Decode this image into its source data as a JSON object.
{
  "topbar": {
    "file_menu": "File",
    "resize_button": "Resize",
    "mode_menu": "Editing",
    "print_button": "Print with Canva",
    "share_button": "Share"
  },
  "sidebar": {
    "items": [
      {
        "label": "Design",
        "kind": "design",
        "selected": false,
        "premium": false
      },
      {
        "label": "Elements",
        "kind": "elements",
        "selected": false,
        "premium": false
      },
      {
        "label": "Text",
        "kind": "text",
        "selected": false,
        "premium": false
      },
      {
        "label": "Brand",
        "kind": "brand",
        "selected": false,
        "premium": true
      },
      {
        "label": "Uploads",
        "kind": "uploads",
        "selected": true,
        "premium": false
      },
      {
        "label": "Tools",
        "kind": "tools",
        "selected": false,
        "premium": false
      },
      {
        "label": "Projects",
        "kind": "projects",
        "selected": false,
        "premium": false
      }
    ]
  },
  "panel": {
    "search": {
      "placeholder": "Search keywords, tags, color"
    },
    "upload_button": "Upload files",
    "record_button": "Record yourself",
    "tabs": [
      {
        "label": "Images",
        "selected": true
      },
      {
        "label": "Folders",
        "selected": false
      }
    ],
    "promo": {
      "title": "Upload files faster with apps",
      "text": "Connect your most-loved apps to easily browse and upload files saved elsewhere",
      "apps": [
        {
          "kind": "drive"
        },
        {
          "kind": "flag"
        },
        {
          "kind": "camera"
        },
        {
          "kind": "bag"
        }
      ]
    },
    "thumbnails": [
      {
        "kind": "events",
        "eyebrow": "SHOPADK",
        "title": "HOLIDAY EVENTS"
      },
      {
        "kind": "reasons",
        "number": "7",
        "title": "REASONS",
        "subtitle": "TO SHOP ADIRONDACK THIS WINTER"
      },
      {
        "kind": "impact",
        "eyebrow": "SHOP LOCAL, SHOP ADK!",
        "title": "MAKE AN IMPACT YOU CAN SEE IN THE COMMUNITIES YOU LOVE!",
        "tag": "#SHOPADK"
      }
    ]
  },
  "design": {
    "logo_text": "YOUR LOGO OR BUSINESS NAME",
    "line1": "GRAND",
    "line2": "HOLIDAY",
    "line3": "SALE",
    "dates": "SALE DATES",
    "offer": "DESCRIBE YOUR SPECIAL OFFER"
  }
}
□ □ □
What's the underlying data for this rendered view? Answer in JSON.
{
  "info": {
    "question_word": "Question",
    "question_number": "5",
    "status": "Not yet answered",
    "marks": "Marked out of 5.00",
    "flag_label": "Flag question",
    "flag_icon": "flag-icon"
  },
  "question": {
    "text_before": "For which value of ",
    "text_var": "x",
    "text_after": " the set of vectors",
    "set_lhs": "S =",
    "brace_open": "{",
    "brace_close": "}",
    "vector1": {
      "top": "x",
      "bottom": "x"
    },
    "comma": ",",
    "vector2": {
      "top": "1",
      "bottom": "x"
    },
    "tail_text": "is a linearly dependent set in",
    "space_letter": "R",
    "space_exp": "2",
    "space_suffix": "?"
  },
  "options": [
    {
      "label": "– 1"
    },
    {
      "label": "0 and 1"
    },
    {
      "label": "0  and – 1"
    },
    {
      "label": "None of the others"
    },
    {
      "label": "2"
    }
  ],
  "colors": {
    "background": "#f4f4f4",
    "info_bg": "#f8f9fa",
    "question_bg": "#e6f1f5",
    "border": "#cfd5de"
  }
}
□ □ □
**Requirement**
Only lines with the word "eyebrow" are wanted, so copy each one from the records.

**Output for this task**
        "eyebrow": "SHOPADK",
        "eyebrow": "SHOP LOCAL, SHOP ADK!",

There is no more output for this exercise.